# TASK STATEMENT
Write out all the data again, exactly as it stands.

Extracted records
++++++++++++++++++++
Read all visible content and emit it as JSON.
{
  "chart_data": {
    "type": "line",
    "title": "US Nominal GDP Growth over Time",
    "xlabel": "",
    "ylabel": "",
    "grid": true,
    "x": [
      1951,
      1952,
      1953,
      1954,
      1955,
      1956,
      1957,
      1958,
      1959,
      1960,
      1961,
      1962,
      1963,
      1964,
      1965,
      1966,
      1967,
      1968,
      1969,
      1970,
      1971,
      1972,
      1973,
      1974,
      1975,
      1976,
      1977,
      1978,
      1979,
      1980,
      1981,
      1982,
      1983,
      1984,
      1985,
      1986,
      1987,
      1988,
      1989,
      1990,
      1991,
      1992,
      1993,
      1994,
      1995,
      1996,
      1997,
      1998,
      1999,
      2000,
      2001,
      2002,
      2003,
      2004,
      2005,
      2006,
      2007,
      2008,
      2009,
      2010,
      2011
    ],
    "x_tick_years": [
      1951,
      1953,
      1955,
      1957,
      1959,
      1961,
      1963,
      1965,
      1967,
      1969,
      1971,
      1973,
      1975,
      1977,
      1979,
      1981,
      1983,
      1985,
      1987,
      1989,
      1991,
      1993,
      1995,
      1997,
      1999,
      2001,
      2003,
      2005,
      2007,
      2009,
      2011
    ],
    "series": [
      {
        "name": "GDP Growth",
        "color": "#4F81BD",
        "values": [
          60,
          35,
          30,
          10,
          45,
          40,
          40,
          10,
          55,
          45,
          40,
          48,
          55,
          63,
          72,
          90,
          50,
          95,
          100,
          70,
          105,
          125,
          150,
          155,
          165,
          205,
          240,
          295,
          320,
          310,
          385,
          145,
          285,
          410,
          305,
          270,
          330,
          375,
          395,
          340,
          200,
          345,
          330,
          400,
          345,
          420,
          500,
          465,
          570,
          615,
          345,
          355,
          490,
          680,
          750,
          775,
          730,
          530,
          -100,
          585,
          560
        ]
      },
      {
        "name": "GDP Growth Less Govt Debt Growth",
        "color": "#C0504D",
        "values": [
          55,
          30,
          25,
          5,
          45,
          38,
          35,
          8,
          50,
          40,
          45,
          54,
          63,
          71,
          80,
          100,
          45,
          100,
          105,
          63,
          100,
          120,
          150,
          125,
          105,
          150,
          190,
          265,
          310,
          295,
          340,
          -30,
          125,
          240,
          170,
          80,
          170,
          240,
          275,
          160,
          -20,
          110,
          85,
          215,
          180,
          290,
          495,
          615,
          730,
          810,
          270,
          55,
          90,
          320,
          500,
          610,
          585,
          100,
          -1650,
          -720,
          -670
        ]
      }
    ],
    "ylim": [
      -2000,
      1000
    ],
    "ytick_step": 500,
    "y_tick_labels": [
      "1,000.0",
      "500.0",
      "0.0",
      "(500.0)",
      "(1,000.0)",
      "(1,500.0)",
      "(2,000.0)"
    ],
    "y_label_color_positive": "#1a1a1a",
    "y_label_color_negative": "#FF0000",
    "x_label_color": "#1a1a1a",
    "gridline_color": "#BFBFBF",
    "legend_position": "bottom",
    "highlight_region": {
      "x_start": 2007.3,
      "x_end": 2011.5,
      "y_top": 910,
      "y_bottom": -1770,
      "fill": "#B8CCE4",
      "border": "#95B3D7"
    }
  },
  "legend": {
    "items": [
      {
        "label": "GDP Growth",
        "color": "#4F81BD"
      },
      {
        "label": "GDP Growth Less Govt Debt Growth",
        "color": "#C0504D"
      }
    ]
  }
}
++++++++++++++++++++
# EXERCISE ANSWER
Read all visible content and emit it as JSON.
{
  "chart_data": {
    "type": "line",
    "title": "US Nominal GDP Growth over Time",
    "xlabel": "",
    "ylabel": "",
    "grid": true,
    "x": [
      1951,
      1952,
      1953,
      1954,
      1955,
      1956,
      1957,
      1958,
      1959,
      1960,
      1961,
      1962,
      1963,
      1964,
      1965,
      1966,
      1967,
      1968,
      1969,
      1970,
      1971,
      1972,
      1973,
      1974,
      1975,
      1976,
      1977,
      1978,
      1979,
      1980,
      1981,
      1982,
      1983,
      1984,
      1985,
      1986,
      1987,
      1988,
      1989,
      1990,
      1991,
      1992,
      1993,
      1994,
      1995,
      1996,
      1997,
      1998,
      1999,
      2000,
      2001,
      2002,
      2003,
      2004,
      2005,
      2006,
      2007,
      2008,
      2009,
      2010,
      2011
    ],
    "x_tick_years": [
      1951,
      1953,
      1955,
      1957,
      1959,
      1961,
      1963,
      1965,
      1967,
      1969,
      1971,
      1973,
      1975,
      1977,
      1979,
      1981,
      1983,
      1985,
      1987,
      1989,
      1991,
      1993,
      1995,
      1997,
      1999,
      2001,
      2003,
      2005,
      2007,
      2009,
      2011
    ],
    "series": [
      {
        "name": "GDP Growth",
        "color": "#4F81BD",
        "values": [
          60,
          35,
          30,
          10,
          45,
          40,
          40,
          10,
          55,
          45,
          40,
          48,
          55,
          63,
          72,
          90,
          50,
          95,
          100,
          70,
          105,
          125,
          150,
          155,
          165,
          205,
          240,
          295,
          320,
          310,
          385,
          145,
          285,
          410,
          305,
          270,
          330,
          375,
          395,
          340,
          200,
          345,
          330,
          400,
          345,
          420,
          500,
          465,
          570,
          615,
          345,
          355,
          490,
          680,
          750,
          775,
          730,
          530,
          -100,
          585,
          560
        ]
      },
      {
        "name": "GDP Growth Less Govt Debt Growth",
        "color": "#C0504D",
        "values": [
          55,
          30,
          25,
          5,
          45,
          38,
          35,
          8,
          50,
          40,
          45,
          54,
          63,
          71,
          80,
          100,
          45,
          100,
          105,
          63,
          100,
          120,
          150,
          125,
          105,
          150,
          190,
          265,
          310,
          295,
          340,
          -30,
          125,
          240,
          170,
          80,
          170,
          240,
          275,
          160,
          -20,
          110,
          85,
          215,
          180,
          290,
          495,
          615,
          730,
          810,
          270,
          55,
          90,
          320,
          500,
          610,
          585,
          100,
          -1650,
          -720,
          -670
        ]
      }
    ],
    "ylim": [
      -2000,
      1000
    ],
    "ytick_step": 500,
    "y_tick_labels": [
      "1,000.0",
      "500.0",
      "0.0",
      "(500.0)",
      "(1,000.0)",
      "(1,500.0)",
      "(2,000.0)"
    ],
    "y_label_color_positive": "#1a1a1a",
    "y_label_color_negative": "#FF0000",
    "x_label_color": "#1a1a1a",
    "gridline_color": "#BFBFBF",
    "legend_position": "bottom",
    "highlight_region": {
      "x_start": 2007.3,
      "x_end": 2011.5,
      "y_top": 910,
      "y_bottom": -1770,
      "fill": "#B8CCE4",
      "border": "#95B3D7"
    }
  },
  "legend": {
    "items": [
      {
        "label": "GDP Growth",
        "color": "#4F81BD"
      },
      {
        "label": "GDP Growth Less Govt Debt Growth",
        "color": "#C0504D"
      }
    ]
  }
}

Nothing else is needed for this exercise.